**Problem to work on**
Copy every row below line for line, leaving out the pictures.
#### Raw data ####
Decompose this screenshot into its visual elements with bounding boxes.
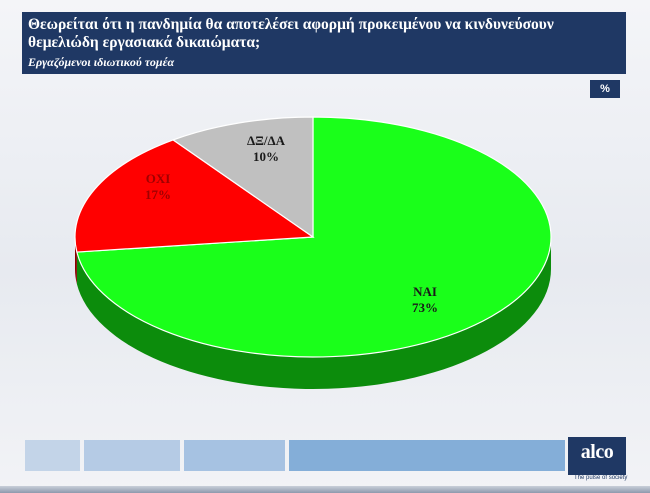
footer-bar-4	[289, 440, 565, 471]
slice-label-0: ΝΑΙ	[413, 284, 437, 299]
unit-badge: %	[590, 80, 620, 98]
slice-value-2: 10%	[253, 149, 279, 164]
alco-logo: alco	[568, 437, 626, 475]
footer-bar-3	[184, 440, 285, 471]
pie-side-0	[76, 237, 551, 390]
slice-label-2: ΔΞ/ΔΑ	[247, 133, 286, 148]
header-banner: Θεωρείται ότι η πανδημία θα αποτελέσει α…	[22, 12, 626, 74]
pie-slice-2	[171, 116, 314, 239]
logo-text: alco	[580, 441, 614, 463]
footer-bar-1	[25, 440, 80, 471]
slice-value-1: 17%	[145, 187, 171, 202]
chart-title: Θεωρείται ότι η πανδημία θα αποτελέσει α…	[28, 16, 554, 51]
chart-subtitle: Εργαζόμενοι ιδιωτικού τομέα	[28, 55, 175, 69]
bottom-stripe	[0, 486, 650, 493]
slice-value-0: 73%	[412, 300, 438, 315]
pie-side-1	[75, 237, 77, 285]
footer-bar-2	[84, 440, 180, 471]
logo-tagline: The pulse of society	[574, 475, 628, 481]
slice-label-1: ΟΧΙ	[146, 171, 171, 186]
pie-slice-1	[74, 139, 315, 253]
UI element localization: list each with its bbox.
####
**Expected answer**
Decompose this screenshot into its visual elements with bounding boxes.
footer-bar-4	[289, 440, 565, 471]
slice-label-0: ΝΑΙ	[413, 284, 437, 299]
unit-badge: %	[590, 80, 620, 98]
slice-value-2: 10%	[253, 149, 279, 164]
alco-logo: alco	[568, 437, 626, 475]
footer-bar-3	[184, 440, 285, 471]
pie-side-0	[76, 237, 551, 390]
slice-label-2: ΔΞ/ΔΑ	[247, 133, 286, 148]
header-banner: Θεωρείται ότι η πανδημία θα αποτελέσει α…	[22, 12, 626, 74]
pie-slice-2	[171, 116, 314, 239]
logo-text: alco	[580, 441, 614, 463]
footer-bar-1	[25, 440, 80, 471]
slice-value-1: 17%	[145, 187, 171, 202]
chart-title: Θεωρείται ότι η πανδημία θα αποτελέσει α…	[28, 16, 554, 51]
chart-subtitle: Εργαζόμενοι ιδιωτικού τομέα	[28, 55, 175, 69]
bottom-stripe	[0, 486, 650, 493]
slice-value-0: 73%	[412, 300, 438, 315]
pie-side-1	[75, 237, 77, 285]
footer-bar-2	[84, 440, 180, 471]
logo-tagline: The pulse of society	[574, 475, 628, 481]
slice-label-1: ΟΧΙ	[146, 171, 171, 186]
pie-slice-1	[74, 139, 315, 253]
UI element localization: list each with its bbox.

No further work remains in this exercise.